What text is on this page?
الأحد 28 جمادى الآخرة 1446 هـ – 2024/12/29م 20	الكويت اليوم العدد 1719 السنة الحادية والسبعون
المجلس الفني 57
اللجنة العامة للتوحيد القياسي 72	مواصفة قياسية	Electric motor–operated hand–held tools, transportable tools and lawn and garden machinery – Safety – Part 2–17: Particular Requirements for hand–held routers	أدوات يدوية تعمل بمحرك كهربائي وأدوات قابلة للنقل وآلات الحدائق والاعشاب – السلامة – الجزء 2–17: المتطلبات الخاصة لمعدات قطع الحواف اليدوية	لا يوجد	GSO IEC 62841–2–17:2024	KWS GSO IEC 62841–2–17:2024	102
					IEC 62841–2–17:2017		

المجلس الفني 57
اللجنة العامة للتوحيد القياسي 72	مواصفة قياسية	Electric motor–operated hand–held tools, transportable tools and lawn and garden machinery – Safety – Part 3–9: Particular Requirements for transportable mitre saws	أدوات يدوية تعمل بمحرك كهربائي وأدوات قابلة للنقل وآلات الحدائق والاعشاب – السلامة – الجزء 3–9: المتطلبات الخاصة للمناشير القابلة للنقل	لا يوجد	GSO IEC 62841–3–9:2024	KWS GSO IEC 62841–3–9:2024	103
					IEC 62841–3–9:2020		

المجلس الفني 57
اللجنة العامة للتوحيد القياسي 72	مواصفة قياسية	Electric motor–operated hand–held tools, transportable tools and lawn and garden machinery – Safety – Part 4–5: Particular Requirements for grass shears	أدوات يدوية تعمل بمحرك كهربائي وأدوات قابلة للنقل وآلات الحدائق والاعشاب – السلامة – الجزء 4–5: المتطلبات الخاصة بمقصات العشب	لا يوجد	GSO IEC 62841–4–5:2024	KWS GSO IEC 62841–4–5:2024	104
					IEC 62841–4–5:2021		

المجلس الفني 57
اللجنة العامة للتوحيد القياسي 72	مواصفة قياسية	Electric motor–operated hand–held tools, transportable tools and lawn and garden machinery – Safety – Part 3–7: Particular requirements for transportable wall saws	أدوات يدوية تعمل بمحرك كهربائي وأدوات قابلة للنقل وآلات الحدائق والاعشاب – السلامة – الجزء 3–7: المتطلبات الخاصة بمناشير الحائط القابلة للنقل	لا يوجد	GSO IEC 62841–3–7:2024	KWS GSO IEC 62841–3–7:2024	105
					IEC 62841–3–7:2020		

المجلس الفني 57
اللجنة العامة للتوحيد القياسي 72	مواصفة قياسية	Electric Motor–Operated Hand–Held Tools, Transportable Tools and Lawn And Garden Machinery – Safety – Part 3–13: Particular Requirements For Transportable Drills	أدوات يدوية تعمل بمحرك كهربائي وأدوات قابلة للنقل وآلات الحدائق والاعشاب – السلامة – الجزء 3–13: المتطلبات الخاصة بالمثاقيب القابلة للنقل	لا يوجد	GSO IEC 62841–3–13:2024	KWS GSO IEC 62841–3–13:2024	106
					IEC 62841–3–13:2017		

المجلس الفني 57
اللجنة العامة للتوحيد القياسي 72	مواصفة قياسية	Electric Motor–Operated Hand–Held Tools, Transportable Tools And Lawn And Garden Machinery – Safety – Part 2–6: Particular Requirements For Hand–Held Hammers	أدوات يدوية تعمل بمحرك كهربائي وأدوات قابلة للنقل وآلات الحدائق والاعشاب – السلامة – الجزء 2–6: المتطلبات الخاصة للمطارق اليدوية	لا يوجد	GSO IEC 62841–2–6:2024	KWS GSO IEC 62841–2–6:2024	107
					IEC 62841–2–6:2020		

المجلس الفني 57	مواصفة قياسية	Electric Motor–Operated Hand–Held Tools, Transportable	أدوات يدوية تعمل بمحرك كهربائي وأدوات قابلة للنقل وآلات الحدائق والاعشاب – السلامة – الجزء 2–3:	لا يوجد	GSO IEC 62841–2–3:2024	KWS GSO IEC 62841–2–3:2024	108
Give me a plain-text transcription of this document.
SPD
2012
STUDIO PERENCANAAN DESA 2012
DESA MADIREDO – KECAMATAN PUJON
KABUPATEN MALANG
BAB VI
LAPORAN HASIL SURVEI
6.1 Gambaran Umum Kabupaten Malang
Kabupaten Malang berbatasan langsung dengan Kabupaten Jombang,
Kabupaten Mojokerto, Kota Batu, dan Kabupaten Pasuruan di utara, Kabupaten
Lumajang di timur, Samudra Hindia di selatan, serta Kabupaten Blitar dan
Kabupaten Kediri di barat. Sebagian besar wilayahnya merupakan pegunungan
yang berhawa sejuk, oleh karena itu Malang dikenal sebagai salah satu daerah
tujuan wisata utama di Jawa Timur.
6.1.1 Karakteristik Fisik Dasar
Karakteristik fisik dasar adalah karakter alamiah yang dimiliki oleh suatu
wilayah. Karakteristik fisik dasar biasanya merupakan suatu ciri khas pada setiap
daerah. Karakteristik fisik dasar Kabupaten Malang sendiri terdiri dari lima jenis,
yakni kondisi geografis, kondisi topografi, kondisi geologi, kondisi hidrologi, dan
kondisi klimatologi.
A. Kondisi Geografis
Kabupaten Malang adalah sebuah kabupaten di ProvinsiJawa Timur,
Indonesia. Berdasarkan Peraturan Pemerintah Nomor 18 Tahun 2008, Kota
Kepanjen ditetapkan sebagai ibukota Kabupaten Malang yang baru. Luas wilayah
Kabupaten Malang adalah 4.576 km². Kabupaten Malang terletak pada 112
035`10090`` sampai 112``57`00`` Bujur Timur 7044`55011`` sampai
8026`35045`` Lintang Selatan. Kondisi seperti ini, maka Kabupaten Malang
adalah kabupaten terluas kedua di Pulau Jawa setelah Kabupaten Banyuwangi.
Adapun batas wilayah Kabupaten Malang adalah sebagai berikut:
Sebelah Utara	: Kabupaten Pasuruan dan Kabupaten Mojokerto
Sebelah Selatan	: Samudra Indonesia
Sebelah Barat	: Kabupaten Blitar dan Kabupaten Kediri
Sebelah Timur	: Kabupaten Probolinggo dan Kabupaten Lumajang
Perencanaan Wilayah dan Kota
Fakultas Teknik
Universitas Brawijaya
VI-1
______________________________
- EXERCISE GOAL
Reproduce the data shown above exactly.

- TASK ANSWER
What text is on this page?
الأحد 28 جمادى الآخرة 1446 هـ – 2024/12/29م 20	الكويت اليوم العدد 1719 السنة الحادية والسبعون
المجلس الفني 57
اللجنة العامة للتوحيد القياسي 72	مواصفة قياسية	Electric motor–operated hand–held tools, transportable tools and lawn and garden machinery – Safety – Part 2–17: Particular Requirements for hand–held routers	أدوات يدوية تعمل بمحرك كهربائي وأدوات قابلة للنقل وآلات الحدائق والاعشاب – السلامة – الجزء 2–17: المتطلبات الخاصة لمعدات قطع الحواف اليدوية	لا يوجد	GSO IEC 62841–2–17:2024	KWS GSO IEC 62841–2–17:2024	102
					IEC 62841–2–17:2017		

المجلس الفني 57
اللجنة العامة للتوحيد القياسي 72	مواصفة قياسية	Electric motor–operated hand–held tools, transportable tools and lawn and garden machinery – Safety – Part 3–9: Particular Requirements for transportable mitre saws	أدوات يدوية تعمل بمحرك كهربائي وأدوات قابلة للنقل وآلات الحدائق والاعشاب – السلامة – الجزء 3–9: المتطلبات الخاصة للمناشير القابلة للنقل	لا يوجد	GSO IEC 62841–3–9:2024	KWS GSO IEC 62841–3–9:2024	103
					IEC 62841–3–9:2020		

المجلس الفني 57
اللجنة العامة للتوحيد القياسي 72	مواصفة قياسية	Electric motor–operated hand–held tools, transportable tools and lawn and garden machinery – Safety – Part 4–5: Particular Requirements for grass shears	أدوات يدوية تعمل بمحرك كهربائي وأدوات قابلة للنقل وآلات الحدائق والاعشاب – السلامة – الجزء 4–5: المتطلبات الخاصة بمقصات العشب	لا يوجد	GSO IEC 62841–4–5:2024	KWS GSO IEC 62841–4–5:2024	104
					IEC 62841–4–5:2021		

المجلس الفني 57
اللجنة العامة للتوحيد القياسي 72	مواصفة قياسية	Electric motor–operated hand–held tools, transportable tools and lawn and garden machinery – Safety – Part 3–7: Particular requirements for transportable wall saws	أدوات يدوية تعمل بمحرك كهربائي وأدوات قابلة للنقل وآلات الحدائق والاعشاب – السلامة – الجزء 3–7: المتطلبات الخاصة بمناشير الحائط القابلة للنقل	لا يوجد	GSO IEC 62841–3–7:2024	KWS GSO IEC 62841–3–7:2024	105
					IEC 62841–3–7:2020		

المجلس الفني 57
اللجنة العامة للتوحيد القياسي 72	مواصفة قياسية	Electric Motor–Operated Hand–Held Tools, Transportable Tools and Lawn And Garden Machinery – Safety – Part 3–13: Particular Requirements For Transportable Drills	أدوات يدوية تعمل بمحرك كهربائي وأدوات قابلة للنقل وآلات الحدائق والاعشاب – السلامة – الجزء 3–13: المتطلبات الخاصة بالمثاقيب القابلة للنقل	لا يوجد	GSO IEC 62841–3–13:2024	KWS GSO IEC 62841–3–13:2024	106
					IEC 62841–3–13:2017		

المجلس الفني 57
اللجنة العامة للتوحيد القياسي 72	مواصفة قياسية	Electric Motor–Operated Hand–Held Tools, Transportable Tools And Lawn And Garden Machinery – Safety – Part 2–6: Particular Requirements For Hand–Held Hammers	أدوات يدوية تعمل بمحرك كهربائي وأدوات قابلة للنقل وآلات الحدائق والاعشاب – السلامة – الجزء 2–6: المتطلبات الخاصة للمطارق اليدوية	لا يوجد	GSO IEC 62841–2–6:2024	KWS GSO IEC 62841–2–6:2024	107
					IEC 62841–2–6:2020		

المجلس الفني 57	مواصفة قياسية	Electric Motor–Operated Hand–Held Tools, Transportable	أدوات يدوية تعمل بمحرك كهربائي وأدوات قابلة للنقل وآلات الحدائق والاعشاب – السلامة – الجزء 2–3:	لا يوجد	GSO IEC 62841–2–3:2024	KWS GSO IEC 62841–2–3:2024	108
Give me a plain-text transcription of this document.
SPD
2012
STUDIO PERENCANAAN DESA 2012
DESA MADIREDO – KECAMATAN PUJON
KABUPATEN MALANG
BAB VI
LAPORAN HASIL SURVEI
6.1 Gambaran Umum Kabupaten Malang
Kabupaten Malang berbatasan langsung dengan Kabupaten Jombang,
Kabupaten Mojokerto, Kota Batu, dan Kabupaten Pasuruan di utara, Kabupaten
Lumajang di timur, Samudra Hindia di selatan, serta Kabupaten Blitar dan
Kabupaten Kediri di barat. Sebagian besar wilayahnya merupakan pegunungan
yang berhawa sejuk, oleh karena itu Malang dikenal sebagai salah satu daerah
tujuan wisata utama di Jawa Timur.
6.1.1 Karakteristik Fisik Dasar
Karakteristik fisik dasar adalah karakter alamiah yang dimiliki oleh suatu
wilayah. Karakteristik fisik dasar biasanya merupakan suatu ciri khas pada setiap
daerah. Karakteristik fisik dasar Kabupaten Malang sendiri terdiri dari lima jenis,
yakni kondisi geografis, kondisi topografi, kondisi geologi, kondisi hidrologi, dan
kondisi klimatologi.
A. Kondisi Geografis
Kabupaten Malang adalah sebuah kabupaten di ProvinsiJawa Timur,
Indonesia. Berdasarkan Peraturan Pemerintah Nomor 18 Tahun 2008, Kota
Kepanjen ditetapkan sebagai ibukota Kabupaten Malang yang baru. Luas wilayah
Kabupaten Malang adalah 4.576 km². Kabupaten Malang terletak pada 112
035`10090`` sampai 112``57`00`` Bujur Timur 7044`55011`` sampai
8026`35045`` Lintang Selatan. Kondisi seperti ini, maka Kabupaten Malang
adalah kabupaten terluas kedua di Pulau Jawa setelah Kabupaten Banyuwangi.
Adapun batas wilayah Kabupaten Malang adalah sebagai berikut:
Sebelah Utara	: Kabupaten Pasuruan dan Kabupaten Mojokerto
Sebelah Selatan	: Samudra Indonesia
Sebelah Barat	: Kabupaten Blitar dan Kabupaten Kediri
Sebelah Timur	: Kabupaten Probolinggo dan Kabupaten Lumajang
Perencanaan Wilayah dan Kota
Fakultas Teknik
Universitas Brawijaya
VI-1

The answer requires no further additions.